Gather all lines with "document" from the records.

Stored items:
==*==

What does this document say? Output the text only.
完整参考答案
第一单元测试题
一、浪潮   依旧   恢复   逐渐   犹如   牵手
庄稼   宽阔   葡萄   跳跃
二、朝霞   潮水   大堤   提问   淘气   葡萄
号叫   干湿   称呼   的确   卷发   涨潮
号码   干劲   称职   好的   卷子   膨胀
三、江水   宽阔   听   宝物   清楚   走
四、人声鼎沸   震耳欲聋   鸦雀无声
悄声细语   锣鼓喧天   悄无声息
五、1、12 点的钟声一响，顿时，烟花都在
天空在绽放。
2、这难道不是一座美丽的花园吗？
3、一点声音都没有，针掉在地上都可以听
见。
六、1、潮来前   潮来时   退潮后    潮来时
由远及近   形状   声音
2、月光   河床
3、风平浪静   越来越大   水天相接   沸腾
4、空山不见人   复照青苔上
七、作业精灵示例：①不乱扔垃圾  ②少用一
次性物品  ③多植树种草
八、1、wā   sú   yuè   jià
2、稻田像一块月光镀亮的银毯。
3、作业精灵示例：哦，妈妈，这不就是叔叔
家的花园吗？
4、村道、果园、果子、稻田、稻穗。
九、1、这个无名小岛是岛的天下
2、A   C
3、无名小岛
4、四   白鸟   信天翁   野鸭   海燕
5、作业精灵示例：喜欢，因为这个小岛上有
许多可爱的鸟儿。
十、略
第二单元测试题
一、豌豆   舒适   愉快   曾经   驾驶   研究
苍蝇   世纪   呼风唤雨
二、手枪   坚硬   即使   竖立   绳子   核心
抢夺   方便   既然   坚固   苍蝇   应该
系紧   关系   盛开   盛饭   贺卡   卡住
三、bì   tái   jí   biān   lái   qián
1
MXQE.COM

==*==

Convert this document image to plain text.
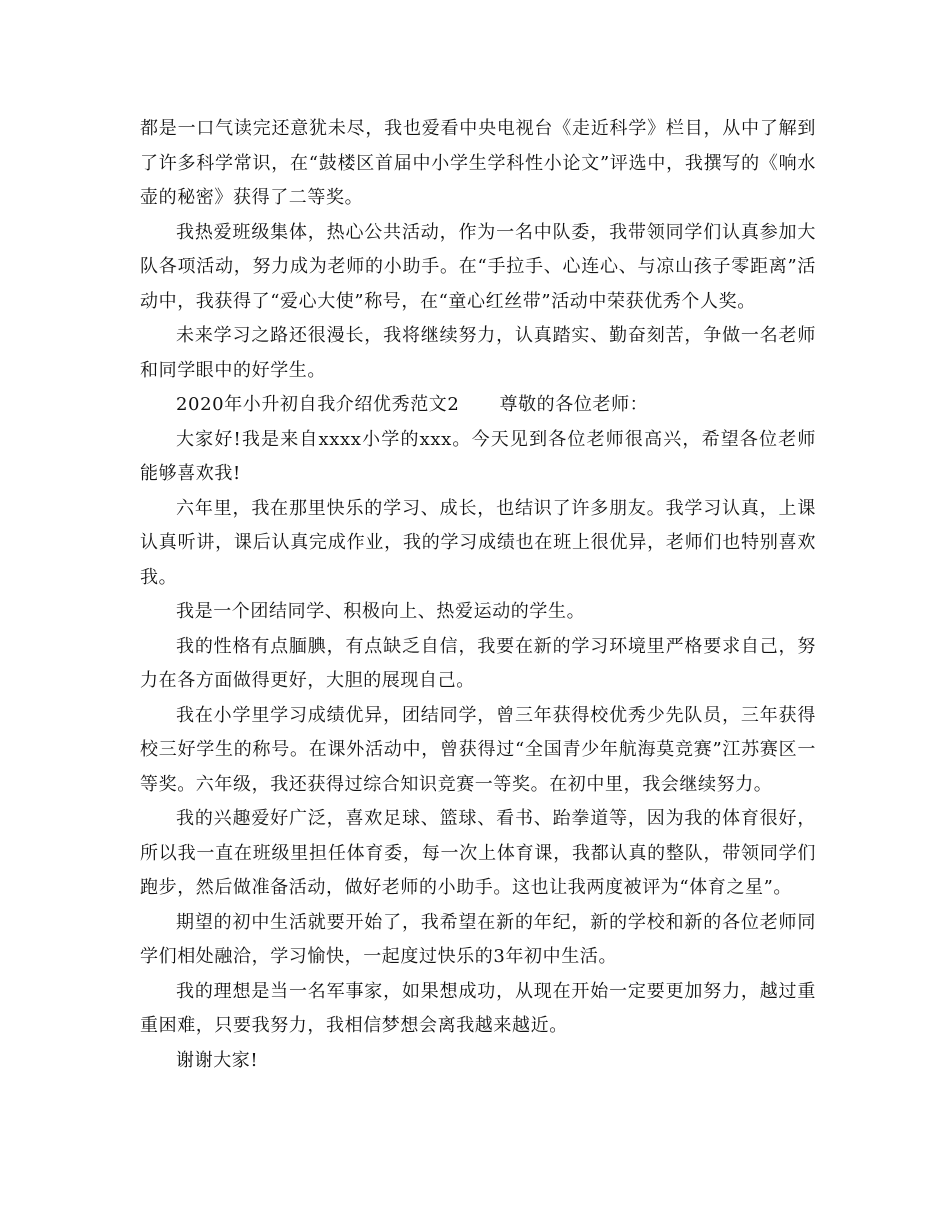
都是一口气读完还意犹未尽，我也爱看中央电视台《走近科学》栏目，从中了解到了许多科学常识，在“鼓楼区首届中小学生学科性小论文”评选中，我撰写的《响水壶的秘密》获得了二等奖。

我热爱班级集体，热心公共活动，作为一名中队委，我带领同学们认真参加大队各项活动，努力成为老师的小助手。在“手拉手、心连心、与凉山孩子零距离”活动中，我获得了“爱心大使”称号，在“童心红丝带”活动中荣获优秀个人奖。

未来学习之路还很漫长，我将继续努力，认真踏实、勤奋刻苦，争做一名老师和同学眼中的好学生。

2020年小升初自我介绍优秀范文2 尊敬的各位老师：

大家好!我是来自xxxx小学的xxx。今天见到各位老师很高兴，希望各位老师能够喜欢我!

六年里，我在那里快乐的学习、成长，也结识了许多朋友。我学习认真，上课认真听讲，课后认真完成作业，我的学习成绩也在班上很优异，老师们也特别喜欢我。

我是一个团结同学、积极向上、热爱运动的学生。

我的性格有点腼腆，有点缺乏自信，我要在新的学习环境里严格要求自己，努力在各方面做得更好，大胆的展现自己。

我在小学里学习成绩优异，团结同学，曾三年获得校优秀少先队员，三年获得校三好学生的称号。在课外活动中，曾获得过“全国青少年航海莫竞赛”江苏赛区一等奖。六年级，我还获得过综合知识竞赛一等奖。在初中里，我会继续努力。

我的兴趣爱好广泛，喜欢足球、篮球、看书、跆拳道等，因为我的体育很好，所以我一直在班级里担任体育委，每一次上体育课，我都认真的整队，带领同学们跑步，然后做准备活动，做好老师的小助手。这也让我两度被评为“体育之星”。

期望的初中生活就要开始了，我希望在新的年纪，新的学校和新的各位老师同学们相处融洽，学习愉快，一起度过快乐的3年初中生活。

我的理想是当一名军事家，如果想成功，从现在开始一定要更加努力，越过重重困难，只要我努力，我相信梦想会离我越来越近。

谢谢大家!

==*==

__Exercise result__.
What does this document say? Output the text only.
Convert this document image to plain text.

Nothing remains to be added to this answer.